§ **WHAT THE TASK REQUIRES**
Omit the images. Copy each entry word for word.

§ **RECORDS SHOWN**

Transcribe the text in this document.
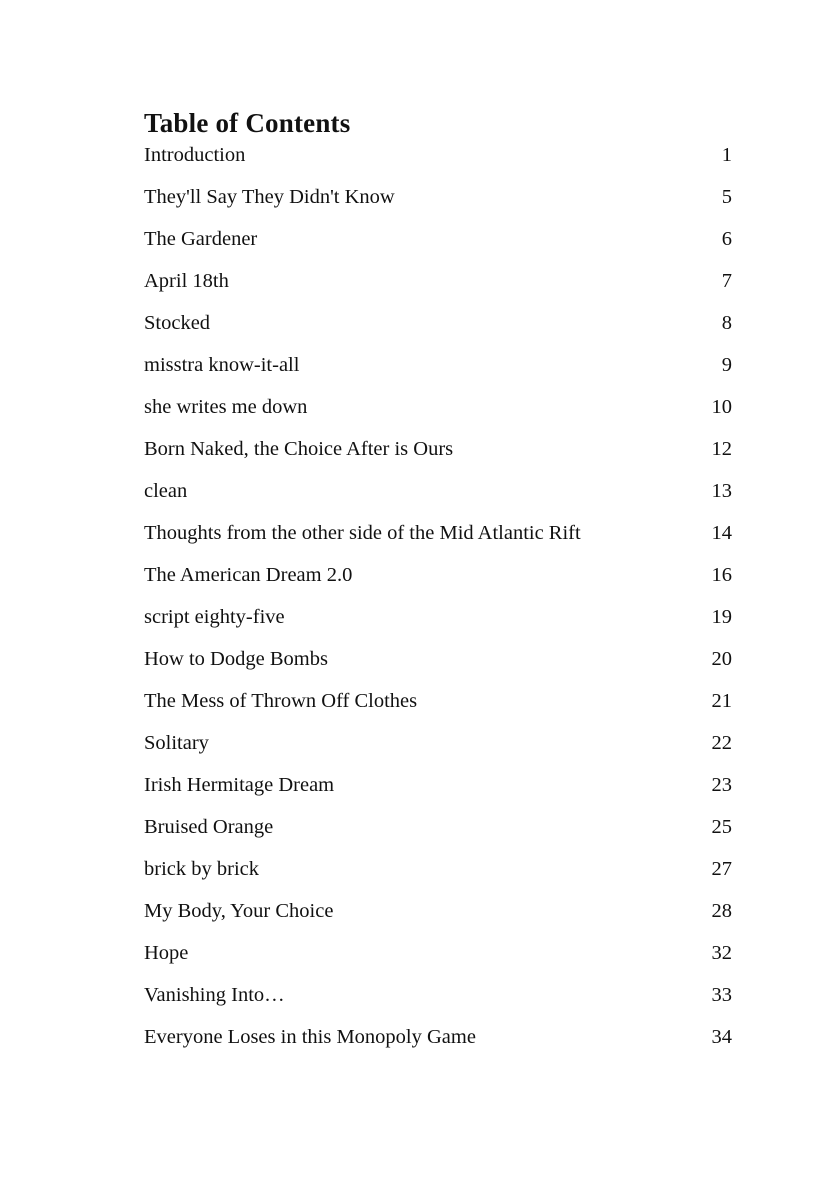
Table of Contents
Introduction	1
They'll Say They Didn't Know	5
The Gardener	6
April 18th	7
Stocked	8
misstra know-it-all	9
she writes me down	10
Born Naked, the Choice After is Ours	12
clean	13
Thoughts from the other side of the Mid Atlantic Rift	14
The American Dream 2.0	16
script eighty-five	19
How to Dodge Bombs	20
The Mess of Thrown Off Clothes	21
Solitary	22
Irish Hermitage Dream	23
Bruised Orange	25
brick by brick	27
My Body, Your Choice	28
Hope	32
Vanishing Into…	33
Everyone Loses in this Monopoly Game	34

§ **COMPLETE ANSWER**
Transcribe the text in this document.
Table of Contents
Introduction	1
They'll Say They Didn't Know	5
The Gardener	6
April 18th	7
Stocked	8
misstra know-it-all	9
she writes me down	10
Born Naked, the Choice After is Ours	12
clean	13
Thoughts from the other side of the Mid Atlantic Rift	14
The American Dream 2.0	16
script eighty-five	19
How to Dodge Bombs	20
The Mess of Thrown Off Clothes	21
Solitary	22
Irish Hermitage Dream	23
Bruised Orange	25
brick by brick	27
My Body, Your Choice	28
Hope	32
Vanishing Into…	33
Everyone Loses in this Monopoly Game	34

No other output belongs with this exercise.